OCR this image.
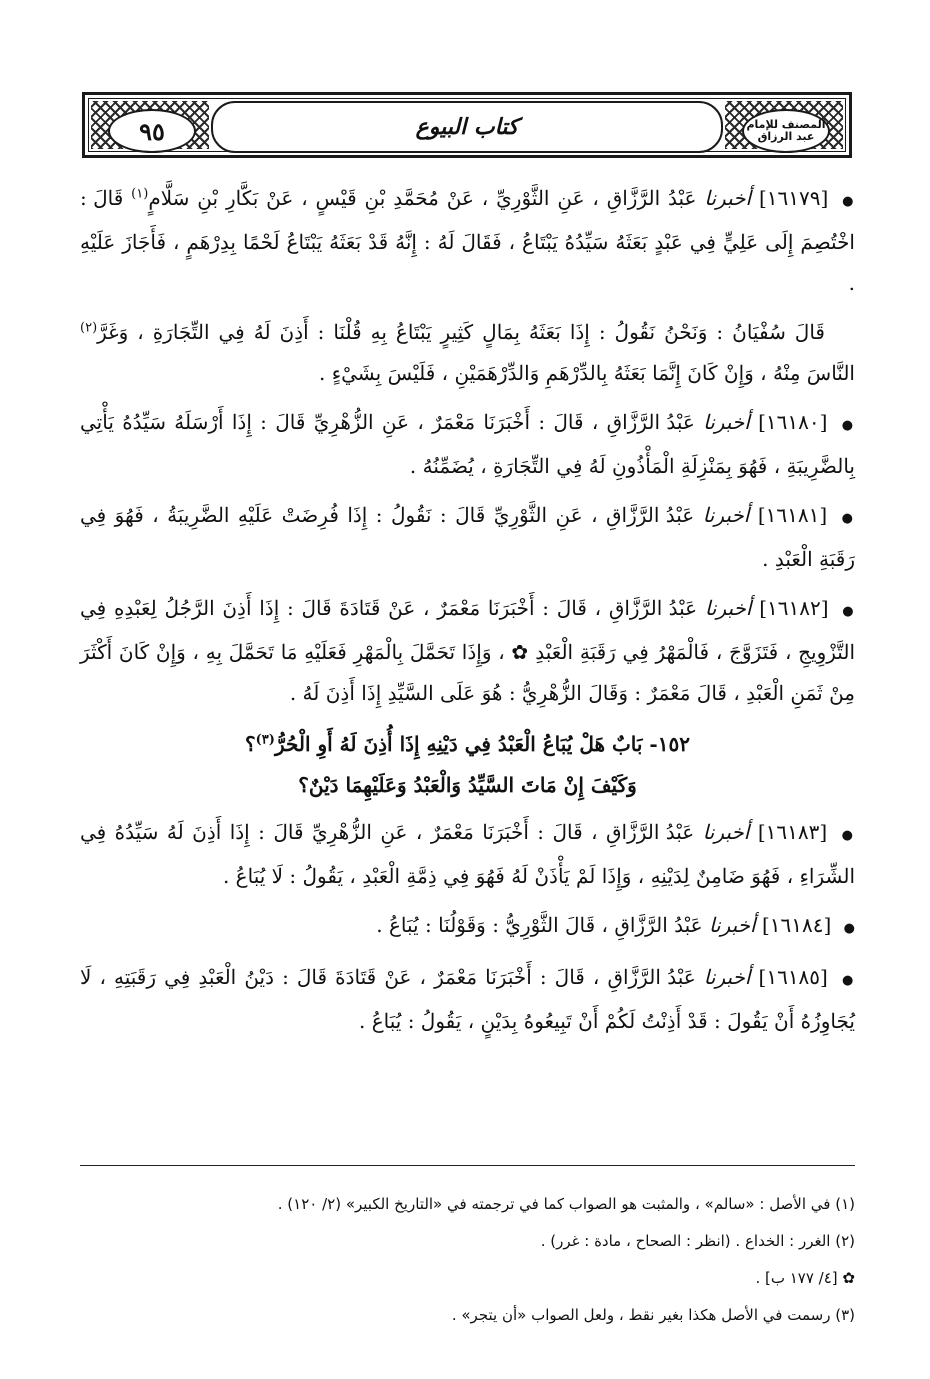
المصنف للإمام عبد الرزاق
كتاب البيوع
٩٥

● [١٦١٧٩] أخبرنا عَبْدُ الرَّزَّاقِ ، عَنِ الثَّوْرِيِّ ، عَنْ مُحَمَّدِ بْنِ قَيْسٍ ، عَنْ بَكَّارِ بْنِ سَلَّامٍ$^{(١)}$ قَالَ : اخْتُصِمَ إِلَى عَلِيٍّ فِي عَبْدٍ بَعَثَهُ سَيِّدُهُ يَبْتَاعُ ، فَقَالَ لَهُ : إِنَّهُ قَدْ بَعَثَهُ يَبْتَاعُ لَحْمًا بِدِرْهَمٍ ، فَأَجَازَ عَلَيْهِ .

قَالَ سُفْيَانُ : وَنَحْنُ نَقُولُ : إِذَا بَعَثَهُ بِمَالٍ كَثِيرٍ يَبْتَاعُ بِهِ قُلْنَا : أَذِنَ لَهُ فِي التِّجَارَةِ ، وَغَرَّ$^{(٢)}$ النَّاسَ مِنْهُ ، وَإِنْ كَانَ إِنَّمَا بَعَثَهُ بِالدِّرْهَمِ وَالدِّرْهَمَيْنِ ، فَلَيْسَ بِشَيْءٍ .

● [١٦١٨٠] أخبرنا عَبْدُ الرَّزَّاقِ ، قَالَ : أَخْبَرَنَا مَعْمَرٌ ، عَنِ الزُّهْرِيِّ قَالَ : إِذَا أَرْسَلَهُ سَيِّدُهُ يَأْتِي بِالضَّرِيبَةِ ، فَهُوَ بِمَنْزِلَةِ الْمَأْذُونِ لَهُ فِي التِّجَارَةِ ، يُضَمِّنُهُ .

● [١٦١٨١] أخبرنا عَبْدُ الرَّزَّاقِ ، عَنِ الثَّوْرِيِّ قَالَ : نَقُولُ : إِذَا فُرِضَتْ عَلَيْهِ الضَّرِيبَةُ ، فَهُوَ فِي رَقَبَةِ الْعَبْدِ .

● [١٦١٨٢] أخبرنا عَبْدُ الرَّزَّاقِ ، قَالَ : أَخْبَرَنَا مَعْمَرٌ ، عَنْ قَتَادَةَ قَالَ : إِذَا أَذِنَ الرَّجُلُ لِعَبْدِهِ فِي التَّزْوِيجِ ، فَتَزَوَّجَ ، فَالْمَهْرُ فِي رَقَبَةِ الْعَبْدِ ✿ ، وَإِذَا تَحَمَّلَ بِالْمَهْرِ فَعَلَيْهِ مَا تَحَمَّلَ بِهِ ، وَإِنْ كَانَ أَكْثَرَ مِنْ ثَمَنِ الْعَبْدِ ، قَالَ مَعْمَرٌ : وَقَالَ الزُّهْرِيُّ : هُوَ عَلَى السَّيِّدِ إِذَا أَذِنَ لَهُ .

١٥٢- بَابٌ هَلْ يُبَاعُ الْعَبْدُ فِي دَيْنِهِ إِذَا أُذِنَ لَهُ أَوِ الْحُرُّ$^{(٣)}$؟
وَكَيْفَ إِنْ مَاتَ السَّيِّدُ وَالْعَبْدُ وَعَلَيْهِمَا دَيْنٌ؟

● [١٦١٨٣] أخبرنا عَبْدُ الرَّزَّاقِ ، قَالَ : أَخْبَرَنَا مَعْمَرٌ ، عَنِ الزُّهْرِيِّ قَالَ : إِذَا أَذِنَ لَهُ سَيِّدُهُ فِي الشِّرَاءِ ، فَهُوَ ضَامِنٌ لِدَيْنِهِ ، وَإِذَا لَمْ يَأْذَنْ لَهُ فَهُوَ فِي ذِمَّةِ الْعَبْدِ ، يَقُولُ : لَا يُبَاعُ .

● [١٦١٨٤] أخبرنا عَبْدُ الرَّزَّاقِ ، قَالَ الثَّوْرِيُّ : وَقَوْلُنَا : يُبَاعُ .

● [١٦١٨٥] أخبرنا عَبْدُ الرَّزَّاقِ ، قَالَ : أَخْبَرَنَا مَعْمَرٌ ، عَنْ قَتَادَةَ قَالَ : دَيْنُ الْعَبْدِ فِي رَقَبَتِهِ ، لَا يُجَاوِزُهُ أَنْ يَقُولَ : قَدْ أَذِنْتُ لَكُمْ أَنْ تَبِيعُوهُ بِدَيْنٍ ، يَقُولُ : يُبَاعُ .

(١) في الأصل : «سالم» ، والمثبت هو الصواب كما في ترجمته في «التاريخ الكبير» (٢/ ١٢٠) .

(٢) الغرر : الخداع . (انظر : الصحاح ، مادة : غرر) .

✿ [٤/ ١٧٧ ب] .

(٣) رسمت في الأصل هكذا بغير نقط ، ولعل الصواب «أن يتجر» .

The request:
Exclude every picture and copy the remaining data exactly.

Worked answer:
OCR this image.
المصنف للإمام عبد الرزاق
كتاب البيوع
٩٥

● [١٦١٧٩] أخبرنا عَبْدُ الرَّزَّاقِ ، عَنِ الثَّوْرِيِّ ، عَنْ مُحَمَّدِ بْنِ قَيْسٍ ، عَنْ بَكَّارِ بْنِ سَلَّامٍ$^{(١)}$ قَالَ : اخْتُصِمَ إِلَى عَلِيٍّ فِي عَبْدٍ بَعَثَهُ سَيِّدُهُ يَبْتَاعُ ، فَقَالَ لَهُ : إِنَّهُ قَدْ بَعَثَهُ يَبْتَاعُ لَحْمًا بِدِرْهَمٍ ، فَأَجَازَ عَلَيْهِ .

قَالَ سُفْيَانُ : وَنَحْنُ نَقُولُ : إِذَا بَعَثَهُ بِمَالٍ كَثِيرٍ يَبْتَاعُ بِهِ قُلْنَا : أَذِنَ لَهُ فِي التِّجَارَةِ ، وَغَرَّ$^{(٢)}$ النَّاسَ مِنْهُ ، وَإِنْ كَانَ إِنَّمَا بَعَثَهُ بِالدِّرْهَمِ وَالدِّرْهَمَيْنِ ، فَلَيْسَ بِشَيْءٍ .

● [١٦١٨٠] أخبرنا عَبْدُ الرَّزَّاقِ ، قَالَ : أَخْبَرَنَا مَعْمَرٌ ، عَنِ الزُّهْرِيِّ قَالَ : إِذَا أَرْسَلَهُ سَيِّدُهُ يَأْتِي بِالضَّرِيبَةِ ، فَهُوَ بِمَنْزِلَةِ الْمَأْذُونِ لَهُ فِي التِّجَارَةِ ، يُضَمِّنُهُ .

● [١٦١٨١] أخبرنا عَبْدُ الرَّزَّاقِ ، عَنِ الثَّوْرِيِّ قَالَ : نَقُولُ : إِذَا فُرِضَتْ عَلَيْهِ الضَّرِيبَةُ ، فَهُوَ فِي رَقَبَةِ الْعَبْدِ .

● [١٦١٨٢] أخبرنا عَبْدُ الرَّزَّاقِ ، قَالَ : أَخْبَرَنَا مَعْمَرٌ ، عَنْ قَتَادَةَ قَالَ : إِذَا أَذِنَ الرَّجُلُ لِعَبْدِهِ فِي التَّزْوِيجِ ، فَتَزَوَّجَ ، فَالْمَهْرُ فِي رَقَبَةِ الْعَبْدِ ✿ ، وَإِذَا تَحَمَّلَ بِالْمَهْرِ فَعَلَيْهِ مَا تَحَمَّلَ بِهِ ، وَإِنْ كَانَ أَكْثَرَ مِنْ ثَمَنِ الْعَبْدِ ، قَالَ مَعْمَرٌ : وَقَالَ الزُّهْرِيُّ : هُوَ عَلَى السَّيِّدِ إِذَا أَذِنَ لَهُ .

١٥٢- بَابٌ هَلْ يُبَاعُ الْعَبْدُ فِي دَيْنِهِ إِذَا أُذِنَ لَهُ أَوِ الْحُرُّ$^{(٣)}$؟
وَكَيْفَ إِنْ مَاتَ السَّيِّدُ وَالْعَبْدُ وَعَلَيْهِمَا دَيْنٌ؟

● [١٦١٨٣] أخبرنا عَبْدُ الرَّزَّاقِ ، قَالَ : أَخْبَرَنَا مَعْمَرٌ ، عَنِ الزُّهْرِيِّ قَالَ : إِذَا أَذِنَ لَهُ سَيِّدُهُ فِي الشِّرَاءِ ، فَهُوَ ضَامِنٌ لِدَيْنِهِ ، وَإِذَا لَمْ يَأْذَنْ لَهُ فَهُوَ فِي ذِمَّةِ الْعَبْدِ ، يَقُولُ : لَا يُبَاعُ .

● [١٦١٨٤] أخبرنا عَبْدُ الرَّزَّاقِ ، قَالَ الثَّوْرِيُّ : وَقَوْلُنَا : يُبَاعُ .

● [١٦١٨٥] أخبرنا عَبْدُ الرَّزَّاقِ ، قَالَ : أَخْبَرَنَا مَعْمَرٌ ، عَنْ قَتَادَةَ قَالَ : دَيْنُ الْعَبْدِ فِي رَقَبَتِهِ ، لَا يُجَاوِزُهُ أَنْ يَقُولَ : قَدْ أَذِنْتُ لَكُمْ أَنْ تَبِيعُوهُ بِدَيْنٍ ، يَقُولُ : يُبَاعُ .

(١) في الأصل : «سالم» ، والمثبت هو الصواب كما في ترجمته في «التاريخ الكبير» (٢/ ١٢٠) .

(٢) الغرر : الخداع . (انظر : الصحاح ، مادة : غرر) .

✿ [٤/ ١٧٧ ب] .

(٣) رسمت في الأصل هكذا بغير نقط ، ولعل الصواب «أن يتجر» .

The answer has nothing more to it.